++++ DATASET EXTRACT ++++

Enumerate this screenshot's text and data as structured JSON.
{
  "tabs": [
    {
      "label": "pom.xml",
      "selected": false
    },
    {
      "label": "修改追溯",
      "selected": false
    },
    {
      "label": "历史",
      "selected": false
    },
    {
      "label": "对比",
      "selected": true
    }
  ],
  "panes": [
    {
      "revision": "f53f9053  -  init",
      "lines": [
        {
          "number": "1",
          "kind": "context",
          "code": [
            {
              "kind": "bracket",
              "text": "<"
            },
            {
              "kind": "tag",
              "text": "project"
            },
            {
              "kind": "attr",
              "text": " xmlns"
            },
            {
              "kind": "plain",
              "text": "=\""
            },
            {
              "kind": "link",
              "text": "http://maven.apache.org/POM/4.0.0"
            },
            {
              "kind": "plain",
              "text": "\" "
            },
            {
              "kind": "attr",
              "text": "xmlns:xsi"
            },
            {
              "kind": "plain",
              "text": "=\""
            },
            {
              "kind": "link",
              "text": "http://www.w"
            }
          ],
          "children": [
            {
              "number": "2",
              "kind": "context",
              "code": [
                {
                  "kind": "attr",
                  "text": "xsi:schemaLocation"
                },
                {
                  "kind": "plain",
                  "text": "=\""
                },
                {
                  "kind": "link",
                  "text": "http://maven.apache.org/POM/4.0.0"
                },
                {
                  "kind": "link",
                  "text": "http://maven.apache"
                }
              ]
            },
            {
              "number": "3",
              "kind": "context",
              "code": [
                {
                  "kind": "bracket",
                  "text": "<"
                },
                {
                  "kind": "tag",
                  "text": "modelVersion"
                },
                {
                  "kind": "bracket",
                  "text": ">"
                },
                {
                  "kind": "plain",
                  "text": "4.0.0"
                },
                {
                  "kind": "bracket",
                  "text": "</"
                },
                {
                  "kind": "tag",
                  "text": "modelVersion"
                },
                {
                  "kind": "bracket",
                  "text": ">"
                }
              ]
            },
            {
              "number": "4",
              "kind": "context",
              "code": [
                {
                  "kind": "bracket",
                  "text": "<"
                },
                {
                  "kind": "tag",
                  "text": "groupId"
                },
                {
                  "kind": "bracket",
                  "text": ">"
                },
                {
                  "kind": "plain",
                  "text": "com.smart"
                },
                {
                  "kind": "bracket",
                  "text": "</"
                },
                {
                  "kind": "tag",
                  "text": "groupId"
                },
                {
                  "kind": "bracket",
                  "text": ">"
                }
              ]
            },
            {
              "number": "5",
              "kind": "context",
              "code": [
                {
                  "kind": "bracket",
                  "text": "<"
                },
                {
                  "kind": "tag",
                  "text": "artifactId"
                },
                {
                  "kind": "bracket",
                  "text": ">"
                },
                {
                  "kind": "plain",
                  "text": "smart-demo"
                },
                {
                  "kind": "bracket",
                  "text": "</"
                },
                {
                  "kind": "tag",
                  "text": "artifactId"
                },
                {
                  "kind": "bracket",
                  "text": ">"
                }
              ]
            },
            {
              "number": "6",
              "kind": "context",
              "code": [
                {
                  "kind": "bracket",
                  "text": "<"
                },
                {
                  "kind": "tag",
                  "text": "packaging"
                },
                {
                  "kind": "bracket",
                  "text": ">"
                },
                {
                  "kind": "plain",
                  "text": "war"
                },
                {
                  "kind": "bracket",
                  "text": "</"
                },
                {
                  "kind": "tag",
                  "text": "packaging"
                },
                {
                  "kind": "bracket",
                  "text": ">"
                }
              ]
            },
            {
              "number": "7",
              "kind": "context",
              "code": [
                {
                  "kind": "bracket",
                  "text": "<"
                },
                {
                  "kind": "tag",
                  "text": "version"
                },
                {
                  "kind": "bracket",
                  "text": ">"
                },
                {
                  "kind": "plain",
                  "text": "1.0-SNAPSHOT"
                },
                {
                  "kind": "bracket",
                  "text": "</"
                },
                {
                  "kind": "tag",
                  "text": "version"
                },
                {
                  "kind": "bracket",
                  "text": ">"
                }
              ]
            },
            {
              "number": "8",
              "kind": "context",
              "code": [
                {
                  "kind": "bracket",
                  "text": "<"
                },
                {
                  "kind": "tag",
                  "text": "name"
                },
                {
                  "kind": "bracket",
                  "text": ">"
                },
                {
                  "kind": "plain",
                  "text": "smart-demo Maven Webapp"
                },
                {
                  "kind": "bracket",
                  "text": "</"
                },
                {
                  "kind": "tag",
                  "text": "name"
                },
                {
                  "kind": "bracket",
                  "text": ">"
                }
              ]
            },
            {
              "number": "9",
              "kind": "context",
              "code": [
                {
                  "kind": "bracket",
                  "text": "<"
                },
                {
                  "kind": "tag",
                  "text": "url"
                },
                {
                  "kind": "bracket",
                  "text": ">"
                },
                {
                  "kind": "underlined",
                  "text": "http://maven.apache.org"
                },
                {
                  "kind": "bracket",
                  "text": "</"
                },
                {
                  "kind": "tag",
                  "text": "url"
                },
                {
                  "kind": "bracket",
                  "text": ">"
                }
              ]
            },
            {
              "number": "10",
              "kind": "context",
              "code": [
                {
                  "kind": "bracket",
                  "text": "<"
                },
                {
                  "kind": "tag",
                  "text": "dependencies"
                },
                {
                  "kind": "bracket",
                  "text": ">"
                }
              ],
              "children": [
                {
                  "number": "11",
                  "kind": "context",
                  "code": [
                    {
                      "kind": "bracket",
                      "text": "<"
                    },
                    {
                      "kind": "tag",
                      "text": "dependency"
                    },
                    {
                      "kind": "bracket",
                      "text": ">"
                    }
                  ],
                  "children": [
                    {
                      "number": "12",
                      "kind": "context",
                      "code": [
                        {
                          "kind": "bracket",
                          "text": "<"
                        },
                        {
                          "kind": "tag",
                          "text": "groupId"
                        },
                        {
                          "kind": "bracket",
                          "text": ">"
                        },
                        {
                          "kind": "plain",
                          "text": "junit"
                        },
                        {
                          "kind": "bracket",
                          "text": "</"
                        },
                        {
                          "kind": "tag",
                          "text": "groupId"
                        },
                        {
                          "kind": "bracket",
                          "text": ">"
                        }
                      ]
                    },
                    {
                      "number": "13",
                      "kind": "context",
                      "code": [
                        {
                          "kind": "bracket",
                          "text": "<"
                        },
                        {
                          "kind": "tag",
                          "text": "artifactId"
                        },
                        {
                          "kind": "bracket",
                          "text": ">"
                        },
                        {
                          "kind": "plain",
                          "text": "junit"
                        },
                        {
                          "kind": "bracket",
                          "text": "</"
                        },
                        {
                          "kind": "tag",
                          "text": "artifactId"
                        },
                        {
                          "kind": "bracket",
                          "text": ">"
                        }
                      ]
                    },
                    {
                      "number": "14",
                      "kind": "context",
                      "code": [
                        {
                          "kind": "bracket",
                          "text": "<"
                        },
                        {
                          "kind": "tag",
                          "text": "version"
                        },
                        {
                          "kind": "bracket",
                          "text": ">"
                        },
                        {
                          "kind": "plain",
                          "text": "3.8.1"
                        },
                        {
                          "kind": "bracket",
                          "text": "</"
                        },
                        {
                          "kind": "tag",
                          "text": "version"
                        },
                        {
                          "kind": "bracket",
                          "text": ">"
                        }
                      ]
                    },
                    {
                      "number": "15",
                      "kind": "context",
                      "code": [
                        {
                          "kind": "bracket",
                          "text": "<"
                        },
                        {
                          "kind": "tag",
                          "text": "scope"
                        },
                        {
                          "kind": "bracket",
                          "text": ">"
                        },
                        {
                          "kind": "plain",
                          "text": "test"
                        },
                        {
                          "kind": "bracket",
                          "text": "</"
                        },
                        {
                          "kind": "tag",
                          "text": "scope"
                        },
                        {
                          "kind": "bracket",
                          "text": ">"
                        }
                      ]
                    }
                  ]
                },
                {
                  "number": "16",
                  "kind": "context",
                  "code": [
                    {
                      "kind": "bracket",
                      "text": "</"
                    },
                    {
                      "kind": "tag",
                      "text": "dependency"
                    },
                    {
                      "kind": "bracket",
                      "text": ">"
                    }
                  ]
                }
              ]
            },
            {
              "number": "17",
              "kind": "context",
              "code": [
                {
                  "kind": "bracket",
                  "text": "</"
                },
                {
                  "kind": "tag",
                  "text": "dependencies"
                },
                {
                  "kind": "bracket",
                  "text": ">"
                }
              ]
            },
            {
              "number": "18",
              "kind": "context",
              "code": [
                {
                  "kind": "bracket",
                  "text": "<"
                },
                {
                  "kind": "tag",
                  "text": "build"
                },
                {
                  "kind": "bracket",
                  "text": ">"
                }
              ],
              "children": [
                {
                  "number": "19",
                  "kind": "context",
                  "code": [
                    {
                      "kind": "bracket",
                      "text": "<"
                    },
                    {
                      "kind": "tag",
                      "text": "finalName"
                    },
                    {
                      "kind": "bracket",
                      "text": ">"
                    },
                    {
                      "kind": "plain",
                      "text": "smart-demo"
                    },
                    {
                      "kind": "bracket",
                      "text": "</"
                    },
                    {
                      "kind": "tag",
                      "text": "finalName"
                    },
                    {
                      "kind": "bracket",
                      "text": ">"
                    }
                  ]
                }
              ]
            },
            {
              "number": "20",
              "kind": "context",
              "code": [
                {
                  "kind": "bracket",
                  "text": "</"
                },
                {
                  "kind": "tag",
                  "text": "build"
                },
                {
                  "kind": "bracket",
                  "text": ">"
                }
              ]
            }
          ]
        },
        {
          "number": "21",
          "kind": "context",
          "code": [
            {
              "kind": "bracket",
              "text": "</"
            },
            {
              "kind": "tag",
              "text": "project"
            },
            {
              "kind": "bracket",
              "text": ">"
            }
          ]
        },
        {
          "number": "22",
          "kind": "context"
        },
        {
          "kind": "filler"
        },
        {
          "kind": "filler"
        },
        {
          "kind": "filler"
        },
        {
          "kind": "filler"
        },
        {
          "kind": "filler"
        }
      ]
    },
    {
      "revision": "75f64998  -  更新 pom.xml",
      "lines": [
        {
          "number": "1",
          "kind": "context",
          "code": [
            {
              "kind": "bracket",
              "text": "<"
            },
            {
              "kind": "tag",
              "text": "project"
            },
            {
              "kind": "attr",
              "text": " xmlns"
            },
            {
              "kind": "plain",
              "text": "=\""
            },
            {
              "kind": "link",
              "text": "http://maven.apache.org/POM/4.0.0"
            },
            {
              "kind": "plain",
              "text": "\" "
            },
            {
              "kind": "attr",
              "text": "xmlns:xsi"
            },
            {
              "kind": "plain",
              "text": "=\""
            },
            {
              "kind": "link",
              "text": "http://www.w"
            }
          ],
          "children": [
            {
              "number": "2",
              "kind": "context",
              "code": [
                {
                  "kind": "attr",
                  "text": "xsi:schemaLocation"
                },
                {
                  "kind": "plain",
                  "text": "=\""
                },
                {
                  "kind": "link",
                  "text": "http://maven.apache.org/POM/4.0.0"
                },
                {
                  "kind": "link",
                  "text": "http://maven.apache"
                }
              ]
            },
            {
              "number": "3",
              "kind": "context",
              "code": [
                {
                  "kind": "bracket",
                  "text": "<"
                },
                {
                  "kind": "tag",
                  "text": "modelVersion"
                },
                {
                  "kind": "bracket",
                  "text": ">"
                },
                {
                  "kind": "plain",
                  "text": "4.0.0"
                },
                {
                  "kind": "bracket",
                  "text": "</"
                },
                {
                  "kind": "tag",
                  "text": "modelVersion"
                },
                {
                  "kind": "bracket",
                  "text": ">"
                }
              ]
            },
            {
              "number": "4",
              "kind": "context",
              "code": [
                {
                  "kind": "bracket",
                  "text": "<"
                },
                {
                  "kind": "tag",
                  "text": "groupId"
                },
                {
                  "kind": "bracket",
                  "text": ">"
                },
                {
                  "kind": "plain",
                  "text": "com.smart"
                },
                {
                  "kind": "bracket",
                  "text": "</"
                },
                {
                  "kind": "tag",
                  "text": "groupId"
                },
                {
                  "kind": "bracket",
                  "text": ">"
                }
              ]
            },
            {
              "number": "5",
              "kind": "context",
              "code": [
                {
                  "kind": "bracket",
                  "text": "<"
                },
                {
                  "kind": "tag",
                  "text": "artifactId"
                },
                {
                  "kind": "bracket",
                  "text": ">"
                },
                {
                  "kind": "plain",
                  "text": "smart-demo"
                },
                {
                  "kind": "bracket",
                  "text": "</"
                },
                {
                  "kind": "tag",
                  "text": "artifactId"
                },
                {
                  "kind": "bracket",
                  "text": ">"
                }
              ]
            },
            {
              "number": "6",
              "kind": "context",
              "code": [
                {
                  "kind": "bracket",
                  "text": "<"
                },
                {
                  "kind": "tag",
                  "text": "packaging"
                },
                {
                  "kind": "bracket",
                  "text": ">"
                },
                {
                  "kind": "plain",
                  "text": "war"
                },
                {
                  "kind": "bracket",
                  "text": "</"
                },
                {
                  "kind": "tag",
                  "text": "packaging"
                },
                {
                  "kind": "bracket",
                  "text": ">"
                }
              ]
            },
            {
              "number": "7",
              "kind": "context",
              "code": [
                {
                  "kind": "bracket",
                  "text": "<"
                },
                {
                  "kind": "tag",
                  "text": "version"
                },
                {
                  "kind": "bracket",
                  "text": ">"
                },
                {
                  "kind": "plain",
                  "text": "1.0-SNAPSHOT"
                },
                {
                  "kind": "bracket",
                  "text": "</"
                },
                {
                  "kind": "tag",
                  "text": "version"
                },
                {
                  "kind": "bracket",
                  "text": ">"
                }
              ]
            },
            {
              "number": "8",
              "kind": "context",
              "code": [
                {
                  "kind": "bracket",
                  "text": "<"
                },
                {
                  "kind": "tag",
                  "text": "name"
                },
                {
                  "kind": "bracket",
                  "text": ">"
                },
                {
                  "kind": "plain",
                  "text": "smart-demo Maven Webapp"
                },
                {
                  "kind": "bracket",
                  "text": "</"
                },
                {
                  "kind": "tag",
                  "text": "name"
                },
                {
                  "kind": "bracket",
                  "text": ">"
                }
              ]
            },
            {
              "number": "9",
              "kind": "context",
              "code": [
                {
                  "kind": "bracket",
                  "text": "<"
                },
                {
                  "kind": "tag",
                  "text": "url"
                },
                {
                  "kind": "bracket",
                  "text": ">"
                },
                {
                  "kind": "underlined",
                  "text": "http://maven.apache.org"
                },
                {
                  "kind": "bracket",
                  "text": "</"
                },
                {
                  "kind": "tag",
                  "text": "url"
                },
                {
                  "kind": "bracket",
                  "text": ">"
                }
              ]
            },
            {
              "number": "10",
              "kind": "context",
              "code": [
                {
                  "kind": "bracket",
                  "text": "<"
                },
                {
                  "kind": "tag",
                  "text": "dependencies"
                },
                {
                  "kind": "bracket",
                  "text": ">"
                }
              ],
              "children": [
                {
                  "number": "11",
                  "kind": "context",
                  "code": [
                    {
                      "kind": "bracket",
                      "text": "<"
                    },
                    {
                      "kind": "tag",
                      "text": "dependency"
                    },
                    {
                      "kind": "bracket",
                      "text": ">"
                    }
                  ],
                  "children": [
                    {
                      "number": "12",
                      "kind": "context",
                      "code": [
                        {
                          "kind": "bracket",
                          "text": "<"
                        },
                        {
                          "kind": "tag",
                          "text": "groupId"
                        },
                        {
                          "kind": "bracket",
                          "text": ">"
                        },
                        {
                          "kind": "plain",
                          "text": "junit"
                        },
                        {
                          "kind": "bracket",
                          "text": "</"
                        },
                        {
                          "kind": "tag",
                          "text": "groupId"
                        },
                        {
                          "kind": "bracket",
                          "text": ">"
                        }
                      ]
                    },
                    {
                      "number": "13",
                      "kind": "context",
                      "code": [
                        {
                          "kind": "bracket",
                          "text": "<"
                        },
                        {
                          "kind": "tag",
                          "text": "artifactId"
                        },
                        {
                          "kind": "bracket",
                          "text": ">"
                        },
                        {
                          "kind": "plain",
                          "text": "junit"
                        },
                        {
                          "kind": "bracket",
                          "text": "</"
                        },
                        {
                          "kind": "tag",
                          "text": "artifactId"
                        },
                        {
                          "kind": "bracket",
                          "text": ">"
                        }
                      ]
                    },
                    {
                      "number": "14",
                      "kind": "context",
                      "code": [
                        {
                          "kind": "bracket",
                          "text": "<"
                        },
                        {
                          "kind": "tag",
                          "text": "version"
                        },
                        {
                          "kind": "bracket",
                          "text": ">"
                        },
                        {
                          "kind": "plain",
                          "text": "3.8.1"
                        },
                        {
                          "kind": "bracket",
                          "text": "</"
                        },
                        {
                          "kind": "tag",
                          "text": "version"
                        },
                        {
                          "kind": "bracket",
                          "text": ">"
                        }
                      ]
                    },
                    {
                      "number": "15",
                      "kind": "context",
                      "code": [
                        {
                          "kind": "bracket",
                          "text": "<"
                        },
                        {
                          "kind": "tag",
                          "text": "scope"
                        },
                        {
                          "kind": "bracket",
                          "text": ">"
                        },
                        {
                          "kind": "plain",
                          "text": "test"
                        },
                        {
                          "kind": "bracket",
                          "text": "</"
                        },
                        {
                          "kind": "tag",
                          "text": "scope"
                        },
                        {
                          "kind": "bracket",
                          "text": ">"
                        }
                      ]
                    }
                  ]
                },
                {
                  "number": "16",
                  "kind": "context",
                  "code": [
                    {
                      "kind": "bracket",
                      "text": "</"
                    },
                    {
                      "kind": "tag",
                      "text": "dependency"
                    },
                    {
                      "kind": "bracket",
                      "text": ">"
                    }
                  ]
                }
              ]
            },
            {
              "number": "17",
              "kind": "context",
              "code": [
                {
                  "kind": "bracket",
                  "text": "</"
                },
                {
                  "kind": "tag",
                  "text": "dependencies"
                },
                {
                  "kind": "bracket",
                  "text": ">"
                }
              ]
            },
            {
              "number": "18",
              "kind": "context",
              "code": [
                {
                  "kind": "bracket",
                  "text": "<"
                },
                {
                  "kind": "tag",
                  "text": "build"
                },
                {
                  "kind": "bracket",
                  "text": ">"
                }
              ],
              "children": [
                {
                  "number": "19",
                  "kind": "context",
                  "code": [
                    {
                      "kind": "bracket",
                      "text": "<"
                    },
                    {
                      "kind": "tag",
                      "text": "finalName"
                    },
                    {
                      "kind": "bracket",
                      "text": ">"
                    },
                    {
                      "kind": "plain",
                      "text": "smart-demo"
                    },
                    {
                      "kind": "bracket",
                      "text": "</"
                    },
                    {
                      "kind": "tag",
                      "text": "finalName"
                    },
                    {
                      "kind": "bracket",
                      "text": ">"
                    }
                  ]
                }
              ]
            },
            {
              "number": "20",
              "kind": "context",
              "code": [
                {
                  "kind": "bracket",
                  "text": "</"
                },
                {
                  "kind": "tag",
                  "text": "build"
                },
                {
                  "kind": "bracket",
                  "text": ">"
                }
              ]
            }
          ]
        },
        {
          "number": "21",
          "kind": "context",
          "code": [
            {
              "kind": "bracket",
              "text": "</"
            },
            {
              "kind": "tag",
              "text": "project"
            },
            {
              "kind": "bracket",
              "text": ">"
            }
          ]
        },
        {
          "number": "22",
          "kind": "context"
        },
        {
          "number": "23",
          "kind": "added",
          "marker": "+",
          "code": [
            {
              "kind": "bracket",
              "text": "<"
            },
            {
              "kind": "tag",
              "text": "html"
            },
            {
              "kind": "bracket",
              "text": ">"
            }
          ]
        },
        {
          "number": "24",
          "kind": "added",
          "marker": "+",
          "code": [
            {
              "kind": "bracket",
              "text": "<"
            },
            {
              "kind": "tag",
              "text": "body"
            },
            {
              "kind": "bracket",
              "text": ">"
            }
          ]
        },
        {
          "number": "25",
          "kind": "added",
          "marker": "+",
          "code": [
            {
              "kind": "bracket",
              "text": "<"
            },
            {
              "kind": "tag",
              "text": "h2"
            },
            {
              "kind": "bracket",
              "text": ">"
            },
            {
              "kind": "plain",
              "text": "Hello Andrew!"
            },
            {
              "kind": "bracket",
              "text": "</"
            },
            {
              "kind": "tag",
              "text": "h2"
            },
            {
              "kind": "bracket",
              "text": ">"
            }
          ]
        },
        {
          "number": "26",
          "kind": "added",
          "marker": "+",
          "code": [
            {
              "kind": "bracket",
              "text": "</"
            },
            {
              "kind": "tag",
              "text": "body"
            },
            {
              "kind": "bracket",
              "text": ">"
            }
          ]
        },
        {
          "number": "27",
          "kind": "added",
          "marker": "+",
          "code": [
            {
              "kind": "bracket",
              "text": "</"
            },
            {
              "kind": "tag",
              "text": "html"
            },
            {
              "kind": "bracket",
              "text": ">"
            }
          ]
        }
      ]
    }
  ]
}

++++

PROBLEM TO WORK ON
Find each line that has the word "label", then copy it out.

WRITTEN ANSWER
      "label": "pom.xml",
      "label": "修改追溯",
      "label": "历史",
      "label": "对比",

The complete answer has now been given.